┌─ Dati in ingresso

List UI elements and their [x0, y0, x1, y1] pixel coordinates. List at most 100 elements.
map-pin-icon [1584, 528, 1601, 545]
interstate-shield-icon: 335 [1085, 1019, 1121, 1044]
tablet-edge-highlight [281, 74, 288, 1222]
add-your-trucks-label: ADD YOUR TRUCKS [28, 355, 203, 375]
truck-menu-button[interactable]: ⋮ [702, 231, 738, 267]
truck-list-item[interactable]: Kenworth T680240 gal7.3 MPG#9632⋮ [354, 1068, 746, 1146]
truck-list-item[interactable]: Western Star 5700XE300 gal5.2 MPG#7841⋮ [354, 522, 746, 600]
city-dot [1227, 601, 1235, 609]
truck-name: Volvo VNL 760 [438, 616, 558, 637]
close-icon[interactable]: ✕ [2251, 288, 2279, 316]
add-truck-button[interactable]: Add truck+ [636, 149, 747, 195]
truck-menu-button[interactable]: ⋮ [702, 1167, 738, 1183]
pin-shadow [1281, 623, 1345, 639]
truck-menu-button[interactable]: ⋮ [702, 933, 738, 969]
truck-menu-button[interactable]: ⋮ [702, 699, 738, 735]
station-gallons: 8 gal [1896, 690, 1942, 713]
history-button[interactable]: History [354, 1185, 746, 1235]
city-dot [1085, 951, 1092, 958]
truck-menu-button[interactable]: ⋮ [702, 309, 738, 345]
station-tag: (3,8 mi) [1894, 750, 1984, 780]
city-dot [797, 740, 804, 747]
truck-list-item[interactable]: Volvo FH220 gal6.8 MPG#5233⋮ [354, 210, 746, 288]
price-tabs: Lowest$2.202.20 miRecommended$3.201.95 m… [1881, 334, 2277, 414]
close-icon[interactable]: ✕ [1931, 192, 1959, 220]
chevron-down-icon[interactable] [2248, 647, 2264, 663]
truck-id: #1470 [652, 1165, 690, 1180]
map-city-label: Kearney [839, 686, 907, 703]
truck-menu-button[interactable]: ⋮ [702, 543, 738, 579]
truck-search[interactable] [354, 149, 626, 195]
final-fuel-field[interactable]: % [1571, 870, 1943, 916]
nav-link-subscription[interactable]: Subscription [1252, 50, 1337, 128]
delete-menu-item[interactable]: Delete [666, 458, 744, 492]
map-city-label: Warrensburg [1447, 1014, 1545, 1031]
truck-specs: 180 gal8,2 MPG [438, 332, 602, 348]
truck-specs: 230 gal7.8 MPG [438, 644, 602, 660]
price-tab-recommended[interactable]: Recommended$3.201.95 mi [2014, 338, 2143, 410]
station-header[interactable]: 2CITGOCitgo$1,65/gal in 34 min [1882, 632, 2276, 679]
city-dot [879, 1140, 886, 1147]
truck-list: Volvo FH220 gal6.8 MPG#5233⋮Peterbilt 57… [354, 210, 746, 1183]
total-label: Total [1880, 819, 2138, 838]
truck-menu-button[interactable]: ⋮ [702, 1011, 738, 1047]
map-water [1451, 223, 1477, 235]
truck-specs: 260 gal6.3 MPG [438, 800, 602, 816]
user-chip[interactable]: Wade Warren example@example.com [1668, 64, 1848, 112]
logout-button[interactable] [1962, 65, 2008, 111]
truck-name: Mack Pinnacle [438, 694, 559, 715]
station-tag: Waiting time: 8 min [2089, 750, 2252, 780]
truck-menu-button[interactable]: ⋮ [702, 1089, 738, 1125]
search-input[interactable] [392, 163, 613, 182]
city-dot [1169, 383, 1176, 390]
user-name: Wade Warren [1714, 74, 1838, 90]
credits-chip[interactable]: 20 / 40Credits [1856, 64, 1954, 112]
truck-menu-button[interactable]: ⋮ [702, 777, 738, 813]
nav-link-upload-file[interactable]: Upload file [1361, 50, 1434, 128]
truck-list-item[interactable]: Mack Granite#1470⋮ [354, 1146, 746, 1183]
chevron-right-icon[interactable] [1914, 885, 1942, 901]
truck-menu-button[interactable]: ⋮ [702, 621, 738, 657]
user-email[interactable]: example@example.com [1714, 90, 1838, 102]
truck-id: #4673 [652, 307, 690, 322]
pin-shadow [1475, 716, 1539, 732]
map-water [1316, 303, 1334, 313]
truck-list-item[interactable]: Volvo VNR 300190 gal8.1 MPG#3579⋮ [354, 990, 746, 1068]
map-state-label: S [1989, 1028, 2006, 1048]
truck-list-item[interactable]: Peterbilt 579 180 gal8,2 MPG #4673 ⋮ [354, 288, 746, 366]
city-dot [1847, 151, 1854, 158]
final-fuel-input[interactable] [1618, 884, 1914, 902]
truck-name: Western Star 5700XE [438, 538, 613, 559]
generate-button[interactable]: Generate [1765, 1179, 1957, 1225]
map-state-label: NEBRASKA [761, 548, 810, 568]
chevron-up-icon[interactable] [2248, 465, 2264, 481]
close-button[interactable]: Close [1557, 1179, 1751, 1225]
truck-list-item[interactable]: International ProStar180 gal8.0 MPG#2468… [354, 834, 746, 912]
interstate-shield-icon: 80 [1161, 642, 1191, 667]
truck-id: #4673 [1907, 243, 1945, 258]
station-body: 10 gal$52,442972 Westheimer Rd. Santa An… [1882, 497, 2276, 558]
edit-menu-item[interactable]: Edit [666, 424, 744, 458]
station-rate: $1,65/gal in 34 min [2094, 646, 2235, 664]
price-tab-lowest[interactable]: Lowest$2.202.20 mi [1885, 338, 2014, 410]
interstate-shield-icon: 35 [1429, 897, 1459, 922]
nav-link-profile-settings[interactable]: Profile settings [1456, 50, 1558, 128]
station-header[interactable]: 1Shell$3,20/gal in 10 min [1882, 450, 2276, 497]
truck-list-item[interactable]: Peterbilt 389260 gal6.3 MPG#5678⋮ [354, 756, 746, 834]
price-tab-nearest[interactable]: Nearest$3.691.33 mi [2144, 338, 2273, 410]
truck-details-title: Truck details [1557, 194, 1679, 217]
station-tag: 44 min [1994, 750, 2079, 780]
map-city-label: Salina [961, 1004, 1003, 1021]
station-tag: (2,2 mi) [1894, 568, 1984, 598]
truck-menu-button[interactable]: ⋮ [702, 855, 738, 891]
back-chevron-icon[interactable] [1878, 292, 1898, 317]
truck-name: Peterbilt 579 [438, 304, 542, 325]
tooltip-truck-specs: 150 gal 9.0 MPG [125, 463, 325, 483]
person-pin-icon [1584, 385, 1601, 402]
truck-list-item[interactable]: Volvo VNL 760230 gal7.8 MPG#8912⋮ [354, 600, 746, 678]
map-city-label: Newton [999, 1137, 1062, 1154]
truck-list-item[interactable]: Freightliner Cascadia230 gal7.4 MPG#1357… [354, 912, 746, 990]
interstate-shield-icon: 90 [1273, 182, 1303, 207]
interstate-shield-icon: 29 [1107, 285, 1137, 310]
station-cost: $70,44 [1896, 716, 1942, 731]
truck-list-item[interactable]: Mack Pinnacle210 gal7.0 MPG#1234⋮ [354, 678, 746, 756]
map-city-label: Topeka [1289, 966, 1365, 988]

└─

» **Esercizio**
Riscriva le righe dall'inizio fino alla riga con "add-truck-button[interactable]: Add truck+", quest'ultima inclusa, sostituendo "truck-list-item" con "vehicle-list-item" e lasciando invariato tutto il resto.

» **Risultato**
List UI elements and their [x0, y0, x1, y1] pixel coordinates. List at most 100 elements.
map-pin-icon [1584, 528, 1601, 545]
interstate-shield-icon: 335 [1085, 1019, 1121, 1044]
tablet-edge-highlight [281, 74, 288, 1222]
add-your-trucks-label: ADD YOUR TRUCKS [28, 355, 203, 375]
truck-menu-button[interactable]: ⋮ [702, 231, 738, 267]
vehicle-list-item[interactable]: Kenworth T680240 gal7.3 MPG#9632⋮ [354, 1068, 746, 1146]
vehicle-list-item[interactable]: Western Star 5700XE300 gal5.2 MPG#7841⋮ [354, 522, 746, 600]
city-dot [1227, 601, 1235, 609]
truck-name: Volvo VNL 760 [438, 616, 558, 637]
close-icon[interactable]: ✕ [2251, 288, 2279, 316]
add-truck-button[interactable]: Add truck+ [636, 149, 747, 195]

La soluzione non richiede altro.